Figure record extracts:
* Start *

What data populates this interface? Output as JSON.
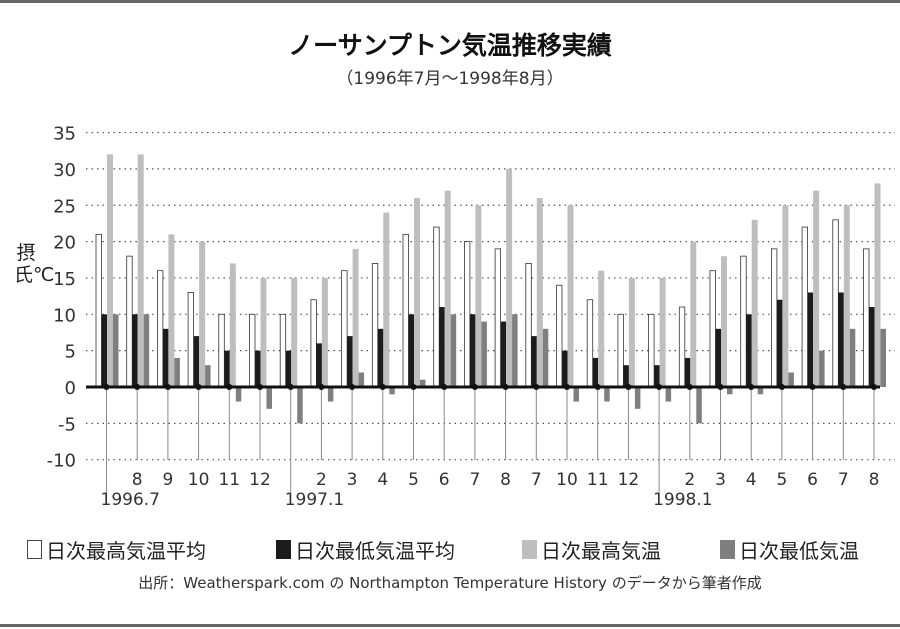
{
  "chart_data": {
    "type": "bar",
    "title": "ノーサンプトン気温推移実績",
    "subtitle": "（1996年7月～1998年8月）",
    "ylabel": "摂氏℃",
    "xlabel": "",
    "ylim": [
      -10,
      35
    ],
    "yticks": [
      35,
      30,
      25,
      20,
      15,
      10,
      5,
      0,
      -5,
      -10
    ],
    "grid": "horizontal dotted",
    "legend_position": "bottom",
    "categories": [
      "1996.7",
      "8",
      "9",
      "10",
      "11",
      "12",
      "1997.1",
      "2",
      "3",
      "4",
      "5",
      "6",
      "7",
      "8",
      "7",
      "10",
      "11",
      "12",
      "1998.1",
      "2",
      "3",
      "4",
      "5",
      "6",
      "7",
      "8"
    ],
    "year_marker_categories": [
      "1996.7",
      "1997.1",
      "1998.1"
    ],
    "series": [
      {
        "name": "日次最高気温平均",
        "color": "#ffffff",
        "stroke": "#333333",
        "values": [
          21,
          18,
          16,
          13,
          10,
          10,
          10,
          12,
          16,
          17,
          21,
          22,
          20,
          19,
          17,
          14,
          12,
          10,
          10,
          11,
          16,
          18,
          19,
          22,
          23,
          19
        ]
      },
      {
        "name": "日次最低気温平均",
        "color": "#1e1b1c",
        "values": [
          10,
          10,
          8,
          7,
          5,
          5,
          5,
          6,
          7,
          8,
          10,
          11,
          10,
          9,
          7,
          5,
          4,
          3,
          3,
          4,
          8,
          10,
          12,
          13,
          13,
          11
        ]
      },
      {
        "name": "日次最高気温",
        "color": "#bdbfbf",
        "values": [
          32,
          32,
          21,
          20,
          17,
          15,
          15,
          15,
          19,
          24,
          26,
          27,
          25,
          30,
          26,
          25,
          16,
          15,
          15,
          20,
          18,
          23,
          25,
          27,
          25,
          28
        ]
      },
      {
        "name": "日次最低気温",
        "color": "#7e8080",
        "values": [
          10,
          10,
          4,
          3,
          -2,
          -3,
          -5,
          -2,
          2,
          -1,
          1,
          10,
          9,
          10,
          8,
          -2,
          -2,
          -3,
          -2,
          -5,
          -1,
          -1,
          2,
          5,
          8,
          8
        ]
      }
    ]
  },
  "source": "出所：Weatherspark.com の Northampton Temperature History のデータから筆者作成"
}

* End *
* Start *

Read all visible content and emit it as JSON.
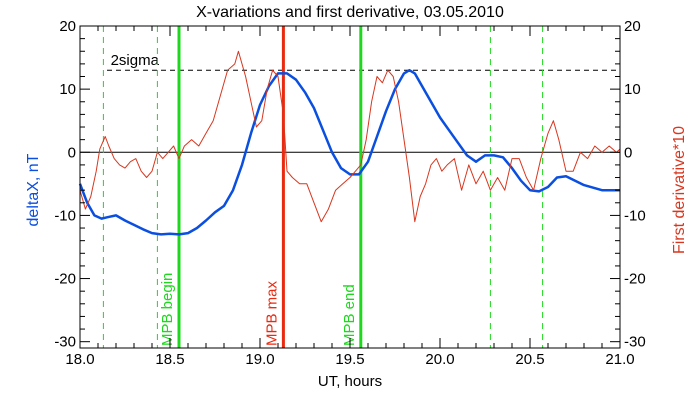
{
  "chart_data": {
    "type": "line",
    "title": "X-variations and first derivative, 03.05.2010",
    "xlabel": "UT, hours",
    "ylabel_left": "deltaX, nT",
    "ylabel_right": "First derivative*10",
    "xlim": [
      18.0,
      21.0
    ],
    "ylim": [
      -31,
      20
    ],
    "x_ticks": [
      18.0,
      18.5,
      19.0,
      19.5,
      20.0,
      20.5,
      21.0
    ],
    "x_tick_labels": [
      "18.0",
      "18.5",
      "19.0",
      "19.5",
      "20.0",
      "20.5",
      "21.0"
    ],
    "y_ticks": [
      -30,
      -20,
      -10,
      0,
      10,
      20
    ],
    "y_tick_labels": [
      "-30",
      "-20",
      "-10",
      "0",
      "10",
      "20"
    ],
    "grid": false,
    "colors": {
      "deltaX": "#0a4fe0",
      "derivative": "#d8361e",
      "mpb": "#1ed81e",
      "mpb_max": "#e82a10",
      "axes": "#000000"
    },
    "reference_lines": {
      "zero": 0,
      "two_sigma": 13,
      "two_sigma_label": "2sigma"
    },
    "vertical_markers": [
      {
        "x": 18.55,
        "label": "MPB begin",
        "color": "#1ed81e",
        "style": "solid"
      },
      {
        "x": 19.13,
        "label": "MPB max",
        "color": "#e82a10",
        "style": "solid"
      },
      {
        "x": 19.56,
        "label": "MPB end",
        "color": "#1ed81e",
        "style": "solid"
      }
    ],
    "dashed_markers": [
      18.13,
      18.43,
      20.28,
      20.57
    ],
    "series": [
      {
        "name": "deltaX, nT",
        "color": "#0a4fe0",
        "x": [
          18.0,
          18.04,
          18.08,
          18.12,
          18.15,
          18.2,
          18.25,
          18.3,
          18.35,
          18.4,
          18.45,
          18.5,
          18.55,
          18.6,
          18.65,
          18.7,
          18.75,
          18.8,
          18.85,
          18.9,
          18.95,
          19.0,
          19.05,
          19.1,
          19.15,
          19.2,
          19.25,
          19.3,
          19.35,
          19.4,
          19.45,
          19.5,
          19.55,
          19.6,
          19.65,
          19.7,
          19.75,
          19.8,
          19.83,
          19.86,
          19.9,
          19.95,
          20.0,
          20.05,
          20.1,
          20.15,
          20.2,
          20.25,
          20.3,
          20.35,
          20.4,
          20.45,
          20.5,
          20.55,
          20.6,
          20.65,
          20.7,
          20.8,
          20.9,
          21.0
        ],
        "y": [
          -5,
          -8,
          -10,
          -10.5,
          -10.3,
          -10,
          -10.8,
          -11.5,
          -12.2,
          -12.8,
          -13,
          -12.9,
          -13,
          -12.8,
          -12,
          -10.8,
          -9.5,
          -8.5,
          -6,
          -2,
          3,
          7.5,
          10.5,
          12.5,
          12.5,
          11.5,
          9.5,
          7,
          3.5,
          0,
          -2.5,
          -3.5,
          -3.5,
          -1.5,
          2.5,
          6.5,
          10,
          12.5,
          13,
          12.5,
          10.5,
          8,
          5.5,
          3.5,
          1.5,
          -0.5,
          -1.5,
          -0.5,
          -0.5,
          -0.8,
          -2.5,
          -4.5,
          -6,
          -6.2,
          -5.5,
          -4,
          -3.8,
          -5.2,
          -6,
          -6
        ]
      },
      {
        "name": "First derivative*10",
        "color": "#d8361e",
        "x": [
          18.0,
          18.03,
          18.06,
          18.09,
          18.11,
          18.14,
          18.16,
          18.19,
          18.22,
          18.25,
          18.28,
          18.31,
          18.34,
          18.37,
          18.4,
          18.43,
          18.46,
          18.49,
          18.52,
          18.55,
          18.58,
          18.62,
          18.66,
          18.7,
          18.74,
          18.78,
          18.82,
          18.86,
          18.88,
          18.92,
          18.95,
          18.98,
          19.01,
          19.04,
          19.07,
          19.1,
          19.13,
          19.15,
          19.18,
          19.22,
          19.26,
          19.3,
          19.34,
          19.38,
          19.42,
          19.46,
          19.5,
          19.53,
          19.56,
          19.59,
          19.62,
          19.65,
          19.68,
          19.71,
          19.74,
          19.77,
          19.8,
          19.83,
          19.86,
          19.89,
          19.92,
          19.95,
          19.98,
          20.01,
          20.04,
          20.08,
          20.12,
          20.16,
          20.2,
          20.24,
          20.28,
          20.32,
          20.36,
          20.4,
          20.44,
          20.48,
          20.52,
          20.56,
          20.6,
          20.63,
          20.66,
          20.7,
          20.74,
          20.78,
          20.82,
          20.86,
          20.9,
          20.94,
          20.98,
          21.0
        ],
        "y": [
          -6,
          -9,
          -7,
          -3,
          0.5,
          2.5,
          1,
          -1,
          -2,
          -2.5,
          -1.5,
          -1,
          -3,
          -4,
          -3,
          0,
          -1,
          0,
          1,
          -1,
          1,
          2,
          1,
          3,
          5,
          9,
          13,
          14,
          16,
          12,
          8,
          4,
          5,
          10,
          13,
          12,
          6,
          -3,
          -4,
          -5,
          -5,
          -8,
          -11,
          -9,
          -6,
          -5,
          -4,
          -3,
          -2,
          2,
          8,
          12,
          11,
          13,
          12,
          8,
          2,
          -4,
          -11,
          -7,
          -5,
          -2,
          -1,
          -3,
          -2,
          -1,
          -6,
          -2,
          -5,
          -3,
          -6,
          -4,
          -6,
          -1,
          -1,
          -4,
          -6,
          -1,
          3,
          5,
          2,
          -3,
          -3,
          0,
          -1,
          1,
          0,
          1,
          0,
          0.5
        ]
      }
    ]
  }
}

* End *
* Start *

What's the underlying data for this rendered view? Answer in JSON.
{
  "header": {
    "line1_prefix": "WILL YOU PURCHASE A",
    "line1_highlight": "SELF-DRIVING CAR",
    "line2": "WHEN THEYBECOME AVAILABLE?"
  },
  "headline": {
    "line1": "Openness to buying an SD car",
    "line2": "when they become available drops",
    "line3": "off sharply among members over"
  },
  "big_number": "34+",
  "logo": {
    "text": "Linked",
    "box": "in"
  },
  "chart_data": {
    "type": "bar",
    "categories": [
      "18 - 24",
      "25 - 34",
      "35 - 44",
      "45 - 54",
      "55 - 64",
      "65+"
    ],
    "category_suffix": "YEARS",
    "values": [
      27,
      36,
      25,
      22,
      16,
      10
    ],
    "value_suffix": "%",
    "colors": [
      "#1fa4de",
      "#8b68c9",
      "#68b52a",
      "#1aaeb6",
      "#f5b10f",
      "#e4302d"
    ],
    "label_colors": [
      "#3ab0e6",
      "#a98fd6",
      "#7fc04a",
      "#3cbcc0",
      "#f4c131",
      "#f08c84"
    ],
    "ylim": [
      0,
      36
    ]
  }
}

* End *

* **GIVEN PROBLEM**
Filter out all lines lacking the word "deltaX" and copy the rest.

* **ANSWER TO THIS PROBLEM**
    "ylabel_left": "deltaX, nT",
      "deltaX": "#0a4fe0",
        "name": "deltaX, nT",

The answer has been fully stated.